Work required: Here are some entries; quote each one exactly.

--- BEGIN The input ---

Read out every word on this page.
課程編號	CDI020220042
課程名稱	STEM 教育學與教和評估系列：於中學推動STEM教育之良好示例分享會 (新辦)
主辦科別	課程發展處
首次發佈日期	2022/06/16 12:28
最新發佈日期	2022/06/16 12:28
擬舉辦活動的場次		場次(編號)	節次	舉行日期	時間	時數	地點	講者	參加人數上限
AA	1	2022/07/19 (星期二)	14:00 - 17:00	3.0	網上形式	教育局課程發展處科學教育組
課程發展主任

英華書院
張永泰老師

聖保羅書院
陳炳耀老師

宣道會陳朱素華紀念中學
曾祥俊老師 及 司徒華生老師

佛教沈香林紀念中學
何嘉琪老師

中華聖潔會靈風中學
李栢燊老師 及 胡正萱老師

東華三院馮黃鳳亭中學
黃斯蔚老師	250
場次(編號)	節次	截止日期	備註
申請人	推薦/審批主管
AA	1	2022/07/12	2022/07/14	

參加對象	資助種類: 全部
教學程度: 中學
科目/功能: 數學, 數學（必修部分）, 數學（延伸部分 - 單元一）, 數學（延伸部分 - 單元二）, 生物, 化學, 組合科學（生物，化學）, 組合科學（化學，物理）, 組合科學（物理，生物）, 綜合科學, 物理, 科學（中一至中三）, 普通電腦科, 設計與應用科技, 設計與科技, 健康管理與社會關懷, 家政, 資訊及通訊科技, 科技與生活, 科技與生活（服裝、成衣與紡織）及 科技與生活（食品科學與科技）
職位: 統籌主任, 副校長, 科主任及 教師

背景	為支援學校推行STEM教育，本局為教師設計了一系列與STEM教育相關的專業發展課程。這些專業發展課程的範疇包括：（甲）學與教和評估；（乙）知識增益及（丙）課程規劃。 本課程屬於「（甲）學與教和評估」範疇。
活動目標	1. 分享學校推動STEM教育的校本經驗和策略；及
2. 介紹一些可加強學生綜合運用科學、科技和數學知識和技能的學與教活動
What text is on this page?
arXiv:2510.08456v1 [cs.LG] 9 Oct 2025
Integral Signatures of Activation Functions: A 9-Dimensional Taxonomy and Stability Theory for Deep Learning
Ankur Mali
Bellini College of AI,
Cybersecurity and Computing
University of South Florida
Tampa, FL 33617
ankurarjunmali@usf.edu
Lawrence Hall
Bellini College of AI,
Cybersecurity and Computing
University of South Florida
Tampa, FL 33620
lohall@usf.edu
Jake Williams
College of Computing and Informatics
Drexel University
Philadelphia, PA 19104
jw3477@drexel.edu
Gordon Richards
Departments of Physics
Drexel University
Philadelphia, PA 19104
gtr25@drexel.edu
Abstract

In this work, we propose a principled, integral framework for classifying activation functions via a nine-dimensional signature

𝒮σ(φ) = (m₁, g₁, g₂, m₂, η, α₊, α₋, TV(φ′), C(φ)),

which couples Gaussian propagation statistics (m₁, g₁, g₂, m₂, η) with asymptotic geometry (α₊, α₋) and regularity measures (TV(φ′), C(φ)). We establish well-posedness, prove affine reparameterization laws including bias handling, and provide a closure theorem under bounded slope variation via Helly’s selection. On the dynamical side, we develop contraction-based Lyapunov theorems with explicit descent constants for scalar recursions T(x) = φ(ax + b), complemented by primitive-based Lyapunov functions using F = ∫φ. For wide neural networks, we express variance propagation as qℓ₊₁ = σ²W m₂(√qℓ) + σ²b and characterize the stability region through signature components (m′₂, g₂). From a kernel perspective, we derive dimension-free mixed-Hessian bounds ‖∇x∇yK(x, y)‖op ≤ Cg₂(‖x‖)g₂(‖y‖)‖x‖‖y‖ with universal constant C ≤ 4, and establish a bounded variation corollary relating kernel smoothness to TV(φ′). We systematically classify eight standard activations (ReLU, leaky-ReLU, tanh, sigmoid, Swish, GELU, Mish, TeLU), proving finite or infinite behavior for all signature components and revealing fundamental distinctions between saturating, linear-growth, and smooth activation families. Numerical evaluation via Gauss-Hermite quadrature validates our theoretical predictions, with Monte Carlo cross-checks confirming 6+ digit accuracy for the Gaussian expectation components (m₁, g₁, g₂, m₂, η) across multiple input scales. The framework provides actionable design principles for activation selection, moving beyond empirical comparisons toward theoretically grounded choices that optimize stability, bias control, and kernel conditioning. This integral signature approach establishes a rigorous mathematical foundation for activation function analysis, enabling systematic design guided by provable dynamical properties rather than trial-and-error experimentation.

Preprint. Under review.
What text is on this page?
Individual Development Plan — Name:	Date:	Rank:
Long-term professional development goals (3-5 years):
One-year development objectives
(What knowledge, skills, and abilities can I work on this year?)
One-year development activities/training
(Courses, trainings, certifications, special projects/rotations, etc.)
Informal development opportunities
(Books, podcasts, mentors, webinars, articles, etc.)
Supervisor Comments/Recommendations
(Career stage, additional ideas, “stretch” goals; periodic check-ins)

--- END The input ---

Task answer:
Read out every word on this page.
課程編號	CDI020220042
課程名稱	STEM 教育學與教和評估系列：於中學推動STEM教育之良好示例分享會 (新辦)
主辦科別	課程發展處
首次發佈日期	2022/06/16 12:28
最新發佈日期	2022/06/16 12:28
擬舉辦活動的場次		場次(編號)	節次	舉行日期	時間	時數	地點	講者	參加人數上限
AA	1	2022/07/19 (星期二)	14:00 - 17:00	3.0	網上形式	教育局課程發展處科學教育組
課程發展主任

英華書院
張永泰老師

聖保羅書院
陳炳耀老師

宣道會陳朱素華紀念中學
曾祥俊老師 及 司徒華生老師

佛教沈香林紀念中學
何嘉琪老師

中華聖潔會靈風中學
李栢燊老師 及 胡正萱老師

東華三院馮黃鳳亭中學
黃斯蔚老師	250
場次(編號)	節次	截止日期	備註
申請人	推薦/審批主管
AA	1	2022/07/12	2022/07/14	

參加對象	資助種類: 全部
教學程度: 中學
科目/功能: 數學, 數學（必修部分）, 數學（延伸部分 - 單元一）, 數學（延伸部分 - 單元二）, 生物, 化學, 組合科學（生物，化學）, 組合科學（化學，物理）, 組合科學（物理，生物）, 綜合科學, 物理, 科學（中一至中三）, 普通電腦科, 設計與應用科技, 設計與科技, 健康管理與社會關懷, 家政, 資訊及通訊科技, 科技與生活, 科技與生活（服裝、成衣與紡織）及 科技與生活（食品科學與科技）
職位: 統籌主任, 副校長, 科主任及 教師

背景	為支援學校推行STEM教育，本局為教師設計了一系列與STEM教育相關的專業發展課程。這些專業發展課程的範疇包括：（甲）學與教和評估；（乙）知識增益及（丙）課程規劃。 本課程屬於「（甲）學與教和評估」範疇。
活動目標	1. 分享學校推動STEM教育的校本經驗和策略；及
2. 介紹一些可加強學生綜合運用科學、科技和數學知識和技能的學與教活動
What text is on this page?
arXiv:2510.08456v1 [cs.LG] 9 Oct 2025
Integral Signatures of Activation Functions: A 9-Dimensional Taxonomy and Stability Theory for Deep Learning
Ankur Mali
Bellini College of AI,
Cybersecurity and Computing
University of South Florida
Tampa, FL 33617
ankurarjunmali@usf.edu
Lawrence Hall
Bellini College of AI,
Cybersecurity and Computing
University of South Florida
Tampa, FL 33620
lohall@usf.edu
Jake Williams
College of Computing and Informatics
Drexel University
Philadelphia, PA 19104
jw3477@drexel.edu
Gordon Richards
Departments of Physics
Drexel University
Philadelphia, PA 19104
gtr25@drexel.edu
Abstract

In this work, we propose a principled, integral framework for classifying activation functions via a nine-dimensional signature

𝒮σ(φ) = (m₁, g₁, g₂, m₂, η, α₊, α₋, TV(φ′), C(φ)),

which couples Gaussian propagation statistics (m₁, g₁, g₂, m₂, η) with asymptotic geometry (α₊, α₋) and regularity measures (TV(φ′), C(φ)). We establish well-posedness, prove affine reparameterization laws including bias handling, and provide a closure theorem under bounded slope variation via Helly’s selection. On the dynamical side, we develop contraction-based Lyapunov theorems with explicit descent constants for scalar recursions T(x) = φ(ax + b), complemented by primitive-based Lyapunov functions using F = ∫φ. For wide neural networks, we express variance propagation as qℓ₊₁ = σ²W m₂(√qℓ) + σ²b and characterize the stability region through signature components (m′₂, g₂). From a kernel perspective, we derive dimension-free mixed-Hessian bounds ‖∇x∇yK(x, y)‖op ≤ Cg₂(‖x‖)g₂(‖y‖)‖x‖‖y‖ with universal constant C ≤ 4, and establish a bounded variation corollary relating kernel smoothness to TV(φ′). We systematically classify eight standard activations (ReLU, leaky-ReLU, tanh, sigmoid, Swish, GELU, Mish, TeLU), proving finite or infinite behavior for all signature components and revealing fundamental distinctions between saturating, linear-growth, and smooth activation families. Numerical evaluation via Gauss-Hermite quadrature validates our theoretical predictions, with Monte Carlo cross-checks confirming 6+ digit accuracy for the Gaussian expectation components (m₁, g₁, g₂, m₂, η) across multiple input scales. The framework provides actionable design principles for activation selection, moving beyond empirical comparisons toward theoretically grounded choices that optimize stability, bias control, and kernel conditioning. This integral signature approach establishes a rigorous mathematical foundation for activation function analysis, enabling systematic design guided by provable dynamical properties rather than trial-and-error experimentation.

Preprint. Under review.
What text is on this page?
Individual Development Plan — Name:	Date:	Rank:
Long-term professional development goals (3-5 years):
One-year development objectives
(What knowledge, skills, and abilities can I work on this year?)
One-year development activities/training
(Courses, trainings, certifications, special projects/rotations, etc.)
Informal development opportunities
(Books, podcasts, mentors, webinars, articles, etc.)
Supervisor Comments/Recommendations
(Career stage, additional ideas, “stretch” goals; periodic check-ins)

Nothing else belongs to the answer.